EXERCISE TASK
Keep the pictures out and restate every record exactly.

[Stored data]
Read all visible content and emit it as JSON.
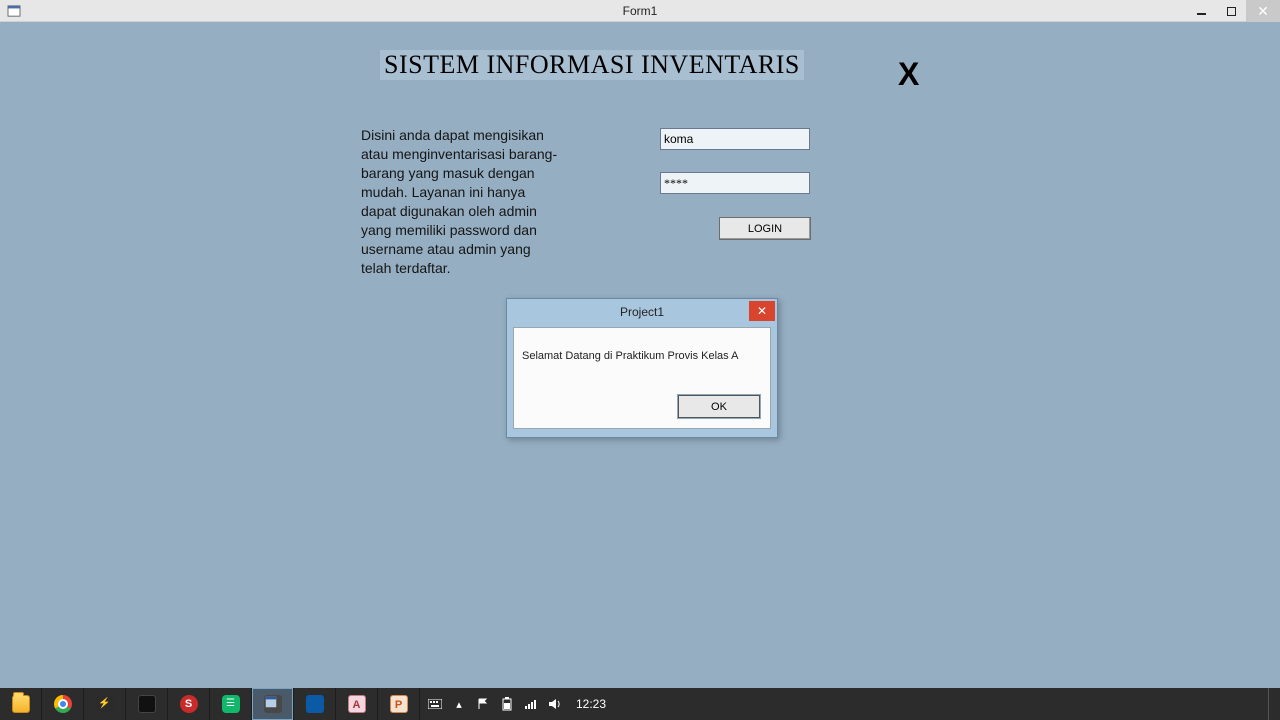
{
  "window": {
    "title": "Form1"
  },
  "form": {
    "headline": "SISTEM INFORMASI INVENTARIS",
    "close_label": "X",
    "description": "Disini anda dapat mengisikan atau menginventarisasi barang-barang yang masuk dengan mudah. Layanan ini hanya dapat digunakan oleh admin yang memiliki password dan username atau admin yang telah terdaftar.",
    "username_value": "koma",
    "password_value_masked": "****",
    "login_label": "LOGIN"
  },
  "msgbox": {
    "title": "Project1",
    "message": "Selamat Datang di Praktikum Provis Kelas A",
    "ok_label": "OK"
  },
  "tray": {
    "clock": "12:23"
  }
}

SOLUTION TO THIS PROBLEM
Read all visible content and emit it as JSON.
{
  "window": {
    "title": "Form1"
  },
  "form": {
    "headline": "SISTEM INFORMASI INVENTARIS",
    "close_label": "X",
    "description": "Disini anda dapat mengisikan atau menginventarisasi barang-barang yang masuk dengan mudah. Layanan ini hanya dapat digunakan oleh admin yang memiliki password dan username atau admin yang telah terdaftar.",
    "username_value": "koma",
    "password_value_masked": "****",
    "login_label": "LOGIN"
  },
  "msgbox": {
    "title": "Project1",
    "message": "Selamat Datang di Praktikum Provis Kelas A",
    "ok_label": "OK"
  },
  "tray": {
    "clock": "12:23"
  }
}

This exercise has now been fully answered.